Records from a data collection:
=======

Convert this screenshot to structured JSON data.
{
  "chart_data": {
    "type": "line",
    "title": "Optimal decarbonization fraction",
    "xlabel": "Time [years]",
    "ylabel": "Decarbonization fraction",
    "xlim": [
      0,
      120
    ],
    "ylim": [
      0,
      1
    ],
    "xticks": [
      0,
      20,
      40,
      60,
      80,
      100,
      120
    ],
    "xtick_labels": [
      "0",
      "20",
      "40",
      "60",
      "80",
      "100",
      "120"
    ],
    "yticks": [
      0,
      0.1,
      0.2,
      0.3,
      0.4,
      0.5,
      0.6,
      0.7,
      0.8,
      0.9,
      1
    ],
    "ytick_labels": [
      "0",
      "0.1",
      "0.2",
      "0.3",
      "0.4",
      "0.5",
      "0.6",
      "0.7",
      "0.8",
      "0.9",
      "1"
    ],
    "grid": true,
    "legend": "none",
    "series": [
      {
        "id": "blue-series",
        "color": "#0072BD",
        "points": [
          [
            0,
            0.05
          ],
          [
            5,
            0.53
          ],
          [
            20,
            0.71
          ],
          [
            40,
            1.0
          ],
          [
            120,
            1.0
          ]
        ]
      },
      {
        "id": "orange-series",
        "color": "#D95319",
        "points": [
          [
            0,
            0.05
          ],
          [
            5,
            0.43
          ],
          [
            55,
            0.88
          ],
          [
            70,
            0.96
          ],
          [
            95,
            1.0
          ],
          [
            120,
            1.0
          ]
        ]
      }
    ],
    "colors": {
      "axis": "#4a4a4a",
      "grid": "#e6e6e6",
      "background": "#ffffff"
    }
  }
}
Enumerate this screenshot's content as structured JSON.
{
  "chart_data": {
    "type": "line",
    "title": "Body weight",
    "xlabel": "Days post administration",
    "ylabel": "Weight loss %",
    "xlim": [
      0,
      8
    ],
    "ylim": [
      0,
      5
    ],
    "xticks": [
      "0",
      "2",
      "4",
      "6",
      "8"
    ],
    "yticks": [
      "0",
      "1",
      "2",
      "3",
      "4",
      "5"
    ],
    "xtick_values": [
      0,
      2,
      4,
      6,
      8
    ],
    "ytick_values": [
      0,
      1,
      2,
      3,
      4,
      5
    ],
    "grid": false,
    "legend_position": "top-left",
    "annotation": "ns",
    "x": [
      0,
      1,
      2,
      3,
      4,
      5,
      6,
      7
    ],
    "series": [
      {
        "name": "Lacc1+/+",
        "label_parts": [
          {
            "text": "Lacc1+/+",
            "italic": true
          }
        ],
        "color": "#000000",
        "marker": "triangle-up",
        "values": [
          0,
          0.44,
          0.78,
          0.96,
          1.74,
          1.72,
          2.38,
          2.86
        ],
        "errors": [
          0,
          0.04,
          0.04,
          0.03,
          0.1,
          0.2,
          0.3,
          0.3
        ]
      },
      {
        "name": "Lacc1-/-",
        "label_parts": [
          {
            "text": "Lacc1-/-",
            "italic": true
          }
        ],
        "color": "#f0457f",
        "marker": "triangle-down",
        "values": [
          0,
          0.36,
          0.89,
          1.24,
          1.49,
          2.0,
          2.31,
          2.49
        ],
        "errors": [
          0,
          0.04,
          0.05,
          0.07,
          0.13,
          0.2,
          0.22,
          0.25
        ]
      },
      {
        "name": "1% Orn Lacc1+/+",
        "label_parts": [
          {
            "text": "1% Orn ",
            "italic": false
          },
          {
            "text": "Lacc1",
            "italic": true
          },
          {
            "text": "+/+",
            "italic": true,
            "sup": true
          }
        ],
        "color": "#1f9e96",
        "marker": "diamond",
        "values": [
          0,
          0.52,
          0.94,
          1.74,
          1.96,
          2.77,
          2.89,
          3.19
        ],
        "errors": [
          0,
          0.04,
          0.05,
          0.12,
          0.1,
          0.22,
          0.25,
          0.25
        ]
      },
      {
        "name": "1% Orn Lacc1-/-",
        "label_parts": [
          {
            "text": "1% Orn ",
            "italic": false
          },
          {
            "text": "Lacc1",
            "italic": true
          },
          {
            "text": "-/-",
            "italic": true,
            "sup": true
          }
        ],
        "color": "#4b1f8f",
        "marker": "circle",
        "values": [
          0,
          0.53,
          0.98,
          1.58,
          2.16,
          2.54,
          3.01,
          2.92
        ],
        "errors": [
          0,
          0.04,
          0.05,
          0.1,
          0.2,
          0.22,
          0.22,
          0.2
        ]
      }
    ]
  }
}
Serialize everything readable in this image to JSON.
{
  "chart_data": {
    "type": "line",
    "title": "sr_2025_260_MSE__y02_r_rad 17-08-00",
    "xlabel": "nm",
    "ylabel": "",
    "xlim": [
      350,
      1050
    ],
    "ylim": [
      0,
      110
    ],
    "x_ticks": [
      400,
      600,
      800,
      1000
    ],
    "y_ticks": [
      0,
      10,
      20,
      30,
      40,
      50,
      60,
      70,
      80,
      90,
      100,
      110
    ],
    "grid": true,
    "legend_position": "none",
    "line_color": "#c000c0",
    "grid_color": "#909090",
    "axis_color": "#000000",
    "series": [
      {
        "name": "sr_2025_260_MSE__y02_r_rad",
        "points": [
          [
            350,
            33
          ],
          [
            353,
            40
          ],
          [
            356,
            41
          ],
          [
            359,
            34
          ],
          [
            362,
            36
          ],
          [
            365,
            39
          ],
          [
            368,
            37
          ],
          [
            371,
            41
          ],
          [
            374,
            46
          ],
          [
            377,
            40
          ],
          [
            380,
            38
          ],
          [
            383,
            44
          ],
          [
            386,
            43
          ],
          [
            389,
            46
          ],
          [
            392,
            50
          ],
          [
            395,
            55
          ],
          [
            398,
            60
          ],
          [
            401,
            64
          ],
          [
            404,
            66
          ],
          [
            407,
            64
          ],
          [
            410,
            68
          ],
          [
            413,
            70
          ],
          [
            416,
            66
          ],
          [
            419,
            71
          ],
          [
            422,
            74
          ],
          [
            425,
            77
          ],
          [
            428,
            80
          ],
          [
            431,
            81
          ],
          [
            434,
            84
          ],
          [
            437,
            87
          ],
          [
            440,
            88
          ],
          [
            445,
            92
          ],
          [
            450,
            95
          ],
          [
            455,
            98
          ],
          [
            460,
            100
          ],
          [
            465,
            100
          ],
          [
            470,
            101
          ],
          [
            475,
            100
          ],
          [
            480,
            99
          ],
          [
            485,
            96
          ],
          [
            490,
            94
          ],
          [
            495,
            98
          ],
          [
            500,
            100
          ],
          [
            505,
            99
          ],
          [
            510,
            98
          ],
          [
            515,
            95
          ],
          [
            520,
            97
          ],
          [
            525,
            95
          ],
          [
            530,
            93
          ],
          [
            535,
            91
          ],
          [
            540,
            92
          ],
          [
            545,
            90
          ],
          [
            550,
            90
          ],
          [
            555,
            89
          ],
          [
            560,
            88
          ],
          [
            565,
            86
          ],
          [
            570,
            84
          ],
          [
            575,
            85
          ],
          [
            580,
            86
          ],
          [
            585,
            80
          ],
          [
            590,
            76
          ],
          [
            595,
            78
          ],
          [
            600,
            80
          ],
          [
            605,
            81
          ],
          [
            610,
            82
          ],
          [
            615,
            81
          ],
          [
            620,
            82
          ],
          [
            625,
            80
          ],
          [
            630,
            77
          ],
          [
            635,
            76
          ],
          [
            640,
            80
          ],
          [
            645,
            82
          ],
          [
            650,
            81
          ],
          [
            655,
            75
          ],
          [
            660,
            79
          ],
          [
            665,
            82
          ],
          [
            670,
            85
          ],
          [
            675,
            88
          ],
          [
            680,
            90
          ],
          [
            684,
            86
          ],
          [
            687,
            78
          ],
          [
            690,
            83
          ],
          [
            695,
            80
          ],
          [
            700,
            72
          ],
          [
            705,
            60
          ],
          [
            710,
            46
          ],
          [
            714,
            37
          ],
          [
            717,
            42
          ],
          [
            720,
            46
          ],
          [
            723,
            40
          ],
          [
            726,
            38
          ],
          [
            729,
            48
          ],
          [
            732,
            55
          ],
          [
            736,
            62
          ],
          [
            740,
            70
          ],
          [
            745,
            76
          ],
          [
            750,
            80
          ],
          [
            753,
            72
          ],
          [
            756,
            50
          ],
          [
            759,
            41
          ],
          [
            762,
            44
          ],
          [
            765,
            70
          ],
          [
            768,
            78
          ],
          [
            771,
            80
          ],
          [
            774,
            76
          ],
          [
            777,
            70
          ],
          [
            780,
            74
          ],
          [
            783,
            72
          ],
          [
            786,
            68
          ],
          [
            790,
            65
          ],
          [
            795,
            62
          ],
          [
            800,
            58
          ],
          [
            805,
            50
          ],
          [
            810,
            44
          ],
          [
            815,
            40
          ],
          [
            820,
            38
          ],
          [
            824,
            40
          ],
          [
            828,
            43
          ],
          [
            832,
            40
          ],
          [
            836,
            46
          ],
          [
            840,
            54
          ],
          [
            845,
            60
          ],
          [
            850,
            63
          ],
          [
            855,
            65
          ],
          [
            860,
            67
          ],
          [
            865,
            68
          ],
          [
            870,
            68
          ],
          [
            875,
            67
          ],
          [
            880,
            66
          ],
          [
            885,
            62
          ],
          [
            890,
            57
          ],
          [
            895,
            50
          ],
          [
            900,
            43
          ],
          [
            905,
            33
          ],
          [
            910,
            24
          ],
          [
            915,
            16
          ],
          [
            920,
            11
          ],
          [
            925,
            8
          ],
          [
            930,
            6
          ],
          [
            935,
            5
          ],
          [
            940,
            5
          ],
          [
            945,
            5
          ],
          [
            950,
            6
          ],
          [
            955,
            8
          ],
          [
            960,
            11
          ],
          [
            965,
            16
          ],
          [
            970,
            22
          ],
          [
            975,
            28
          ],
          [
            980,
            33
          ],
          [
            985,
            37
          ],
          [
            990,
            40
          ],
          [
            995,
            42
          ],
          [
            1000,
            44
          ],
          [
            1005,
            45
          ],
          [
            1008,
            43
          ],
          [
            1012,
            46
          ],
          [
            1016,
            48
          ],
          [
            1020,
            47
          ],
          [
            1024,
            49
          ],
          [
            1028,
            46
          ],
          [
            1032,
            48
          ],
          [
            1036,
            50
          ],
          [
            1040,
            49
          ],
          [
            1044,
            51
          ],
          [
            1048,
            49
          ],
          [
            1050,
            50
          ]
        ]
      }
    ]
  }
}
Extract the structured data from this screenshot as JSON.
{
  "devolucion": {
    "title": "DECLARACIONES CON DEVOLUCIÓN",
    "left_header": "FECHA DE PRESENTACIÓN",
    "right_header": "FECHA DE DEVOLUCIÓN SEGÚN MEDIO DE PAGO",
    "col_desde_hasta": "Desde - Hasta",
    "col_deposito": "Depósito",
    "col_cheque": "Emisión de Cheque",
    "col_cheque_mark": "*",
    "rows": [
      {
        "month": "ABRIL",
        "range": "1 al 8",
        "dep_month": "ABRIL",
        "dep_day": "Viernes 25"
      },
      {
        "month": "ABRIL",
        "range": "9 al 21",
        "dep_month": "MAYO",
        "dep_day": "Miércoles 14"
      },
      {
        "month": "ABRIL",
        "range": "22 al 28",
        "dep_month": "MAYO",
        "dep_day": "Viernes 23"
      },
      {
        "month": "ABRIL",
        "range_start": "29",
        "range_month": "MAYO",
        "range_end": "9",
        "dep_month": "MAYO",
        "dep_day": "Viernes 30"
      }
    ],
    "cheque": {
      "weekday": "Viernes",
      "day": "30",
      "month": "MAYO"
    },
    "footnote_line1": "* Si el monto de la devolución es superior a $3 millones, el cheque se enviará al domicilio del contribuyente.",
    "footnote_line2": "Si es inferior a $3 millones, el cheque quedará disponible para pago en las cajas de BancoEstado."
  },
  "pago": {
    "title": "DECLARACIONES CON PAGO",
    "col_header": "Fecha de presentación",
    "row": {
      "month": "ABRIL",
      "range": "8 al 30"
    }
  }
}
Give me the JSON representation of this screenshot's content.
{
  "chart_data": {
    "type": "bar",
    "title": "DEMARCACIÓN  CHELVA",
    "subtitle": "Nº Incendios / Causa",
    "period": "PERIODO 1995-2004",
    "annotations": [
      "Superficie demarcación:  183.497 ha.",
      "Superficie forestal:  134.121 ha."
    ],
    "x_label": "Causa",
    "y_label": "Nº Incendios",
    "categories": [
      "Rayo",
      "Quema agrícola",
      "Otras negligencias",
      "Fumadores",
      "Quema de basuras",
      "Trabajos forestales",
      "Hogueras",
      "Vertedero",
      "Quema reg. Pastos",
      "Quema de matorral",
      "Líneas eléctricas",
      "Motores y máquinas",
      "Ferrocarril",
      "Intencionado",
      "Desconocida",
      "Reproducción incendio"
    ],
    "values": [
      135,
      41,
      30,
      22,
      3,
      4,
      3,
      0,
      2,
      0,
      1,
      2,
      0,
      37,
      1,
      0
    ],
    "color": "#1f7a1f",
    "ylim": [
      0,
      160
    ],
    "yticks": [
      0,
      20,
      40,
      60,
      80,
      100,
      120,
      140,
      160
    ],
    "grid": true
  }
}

=======

TASK TO CARRY OUT: Which lines contain "name"? Copy each of them.

EXERCISE RESULT:
        "name": "Lacc1+/+",
        "name": "Lacc1-/-",
        "name": "1% Orn Lacc1+/+",
        "name": "1% Orn Lacc1-/-",
        "name": "sr_2025_260_MSE__y02_r_rad",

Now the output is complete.